** START OF Task material **

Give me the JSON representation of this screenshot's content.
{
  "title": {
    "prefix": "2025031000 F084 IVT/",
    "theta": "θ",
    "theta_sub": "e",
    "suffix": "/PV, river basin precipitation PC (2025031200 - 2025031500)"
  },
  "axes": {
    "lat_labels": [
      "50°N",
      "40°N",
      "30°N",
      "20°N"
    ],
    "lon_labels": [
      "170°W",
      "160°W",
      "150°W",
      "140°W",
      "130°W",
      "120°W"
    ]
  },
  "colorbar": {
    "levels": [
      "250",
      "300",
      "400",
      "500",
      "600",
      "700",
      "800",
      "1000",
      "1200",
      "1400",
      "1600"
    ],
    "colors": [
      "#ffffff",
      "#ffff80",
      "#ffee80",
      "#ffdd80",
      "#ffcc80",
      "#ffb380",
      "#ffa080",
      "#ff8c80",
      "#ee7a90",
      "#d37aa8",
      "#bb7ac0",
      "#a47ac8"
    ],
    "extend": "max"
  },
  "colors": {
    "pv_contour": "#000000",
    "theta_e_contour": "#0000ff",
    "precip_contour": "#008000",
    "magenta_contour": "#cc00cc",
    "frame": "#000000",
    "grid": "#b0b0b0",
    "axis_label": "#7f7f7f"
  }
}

** END OF Task material **

### Problem to solve
Please set down each line of the records exactly as given.

### Written response
Give me the JSON representation of this screenshot's content.
{
  "title": {
    "prefix": "2025031000 F084 IVT/",
    "theta": "θ",
    "theta_sub": "e",
    "suffix": "/PV, river basin precipitation PC (2025031200 - 2025031500)"
  },
  "axes": {
    "lat_labels": [
      "50°N",
      "40°N",
      "30°N",
      "20°N"
    ],
    "lon_labels": [
      "170°W",
      "160°W",
      "150°W",
      "140°W",
      "130°W",
      "120°W"
    ]
  },
  "colorbar": {
    "levels": [
      "250",
      "300",
      "400",
      "500",
      "600",
      "700",
      "800",
      "1000",
      "1200",
      "1400",
      "1600"
    ],
    "colors": [
      "#ffffff",
      "#ffff80",
      "#ffee80",
      "#ffdd80",
      "#ffcc80",
      "#ffb380",
      "#ffa080",
      "#ff8c80",
      "#ee7a90",
      "#d37aa8",
      "#bb7ac0",
      "#a47ac8"
    ],
    "extend": "max"
  },
  "colors": {
    "pv_contour": "#000000",
    "theta_e_contour": "#0000ff",
    "precip_contour": "#008000",
    "magenta_contour": "#cc00cc",
    "frame": "#000000",
    "grid": "#b0b0b0",
    "axis_label": "#7f7f7f"
  }
}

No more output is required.